**Compito da svolgere:**
Elenca tutte le righe del materiale qui sotto in cui compare la stringa "bind", copiandole per intero.

**Dati di ingresso:**

=-=-=-=-=

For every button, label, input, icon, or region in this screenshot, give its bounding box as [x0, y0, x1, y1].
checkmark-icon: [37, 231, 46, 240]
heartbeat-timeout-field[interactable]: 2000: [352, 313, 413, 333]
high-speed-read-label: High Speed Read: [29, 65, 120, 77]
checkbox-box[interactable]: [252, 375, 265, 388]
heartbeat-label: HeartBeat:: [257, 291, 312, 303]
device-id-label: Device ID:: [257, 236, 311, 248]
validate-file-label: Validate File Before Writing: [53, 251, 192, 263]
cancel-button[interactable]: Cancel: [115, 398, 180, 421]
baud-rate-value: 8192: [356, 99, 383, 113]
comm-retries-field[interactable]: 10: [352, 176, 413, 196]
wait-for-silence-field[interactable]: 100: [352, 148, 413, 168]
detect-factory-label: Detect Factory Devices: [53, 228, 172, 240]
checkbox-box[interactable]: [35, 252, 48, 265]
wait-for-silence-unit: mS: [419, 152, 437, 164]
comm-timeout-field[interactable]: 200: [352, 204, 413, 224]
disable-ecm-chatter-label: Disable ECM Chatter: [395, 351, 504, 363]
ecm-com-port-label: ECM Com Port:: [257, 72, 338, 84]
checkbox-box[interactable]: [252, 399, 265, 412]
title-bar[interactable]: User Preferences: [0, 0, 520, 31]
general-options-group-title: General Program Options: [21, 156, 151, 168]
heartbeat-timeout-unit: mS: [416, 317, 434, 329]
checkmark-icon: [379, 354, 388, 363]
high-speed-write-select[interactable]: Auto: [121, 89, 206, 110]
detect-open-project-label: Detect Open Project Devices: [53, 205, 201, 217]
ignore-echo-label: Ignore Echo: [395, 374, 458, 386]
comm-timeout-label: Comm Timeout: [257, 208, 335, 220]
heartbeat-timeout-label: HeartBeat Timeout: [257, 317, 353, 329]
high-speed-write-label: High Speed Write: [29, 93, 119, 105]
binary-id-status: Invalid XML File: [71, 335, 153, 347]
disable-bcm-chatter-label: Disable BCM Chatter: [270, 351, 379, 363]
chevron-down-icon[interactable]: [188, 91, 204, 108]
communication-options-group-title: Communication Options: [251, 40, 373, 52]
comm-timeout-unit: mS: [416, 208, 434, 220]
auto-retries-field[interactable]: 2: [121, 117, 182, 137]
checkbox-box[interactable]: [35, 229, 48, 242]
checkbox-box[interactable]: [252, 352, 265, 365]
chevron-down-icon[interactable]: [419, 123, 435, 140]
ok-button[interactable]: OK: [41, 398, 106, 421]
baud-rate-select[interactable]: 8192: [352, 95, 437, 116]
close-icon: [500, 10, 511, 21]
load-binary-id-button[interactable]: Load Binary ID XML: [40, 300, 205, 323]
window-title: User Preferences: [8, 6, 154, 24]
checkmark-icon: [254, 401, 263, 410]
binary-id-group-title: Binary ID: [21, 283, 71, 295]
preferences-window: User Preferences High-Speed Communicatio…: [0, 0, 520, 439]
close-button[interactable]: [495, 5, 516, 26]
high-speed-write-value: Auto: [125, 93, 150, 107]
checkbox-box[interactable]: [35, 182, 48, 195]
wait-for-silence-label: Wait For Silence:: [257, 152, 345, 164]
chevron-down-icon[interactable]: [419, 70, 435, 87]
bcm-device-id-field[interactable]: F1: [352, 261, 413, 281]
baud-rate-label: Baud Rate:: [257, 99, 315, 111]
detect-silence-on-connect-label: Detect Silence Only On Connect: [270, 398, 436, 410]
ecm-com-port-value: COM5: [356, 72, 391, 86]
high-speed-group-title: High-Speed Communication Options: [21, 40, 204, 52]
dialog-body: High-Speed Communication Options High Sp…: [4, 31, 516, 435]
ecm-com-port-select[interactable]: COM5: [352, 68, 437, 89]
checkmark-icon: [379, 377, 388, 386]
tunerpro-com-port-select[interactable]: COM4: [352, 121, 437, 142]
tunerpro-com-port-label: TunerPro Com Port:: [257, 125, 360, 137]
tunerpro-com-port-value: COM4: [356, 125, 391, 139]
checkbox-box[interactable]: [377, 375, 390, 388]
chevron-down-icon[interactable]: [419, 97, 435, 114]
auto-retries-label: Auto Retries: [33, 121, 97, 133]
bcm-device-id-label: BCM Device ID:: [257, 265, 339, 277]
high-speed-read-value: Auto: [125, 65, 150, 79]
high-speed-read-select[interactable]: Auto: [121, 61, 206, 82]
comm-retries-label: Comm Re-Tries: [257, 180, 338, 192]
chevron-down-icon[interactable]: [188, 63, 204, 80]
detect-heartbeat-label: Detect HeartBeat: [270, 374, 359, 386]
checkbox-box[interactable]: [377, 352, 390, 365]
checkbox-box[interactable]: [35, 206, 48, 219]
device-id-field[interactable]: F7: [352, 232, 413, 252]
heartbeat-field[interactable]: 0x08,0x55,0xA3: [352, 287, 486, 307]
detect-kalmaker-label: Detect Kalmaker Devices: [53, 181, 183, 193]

=-=-=-=-=

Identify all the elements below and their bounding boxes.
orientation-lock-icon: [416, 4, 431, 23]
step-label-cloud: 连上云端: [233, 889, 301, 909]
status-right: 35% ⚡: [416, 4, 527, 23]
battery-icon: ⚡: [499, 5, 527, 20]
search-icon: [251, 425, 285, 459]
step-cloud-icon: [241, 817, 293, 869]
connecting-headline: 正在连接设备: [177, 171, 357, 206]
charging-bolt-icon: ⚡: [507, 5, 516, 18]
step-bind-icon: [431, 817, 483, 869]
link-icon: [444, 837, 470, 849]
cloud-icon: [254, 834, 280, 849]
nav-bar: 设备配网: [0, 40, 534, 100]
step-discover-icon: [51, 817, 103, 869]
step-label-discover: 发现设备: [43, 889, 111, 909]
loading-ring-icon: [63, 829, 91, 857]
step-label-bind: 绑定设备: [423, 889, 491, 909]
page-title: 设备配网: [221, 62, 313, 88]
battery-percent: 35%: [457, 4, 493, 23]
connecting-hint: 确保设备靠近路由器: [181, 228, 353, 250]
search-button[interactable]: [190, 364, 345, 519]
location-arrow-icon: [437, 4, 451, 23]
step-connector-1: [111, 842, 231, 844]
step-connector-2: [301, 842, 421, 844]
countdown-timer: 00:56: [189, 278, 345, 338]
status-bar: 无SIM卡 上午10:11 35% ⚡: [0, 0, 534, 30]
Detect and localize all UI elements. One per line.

=-=-=-=-=

**Risposta attesa:**
step-bind-icon: [431, 817, 483, 869]
step-label-bind: 绑定设备: [423, 889, 491, 909]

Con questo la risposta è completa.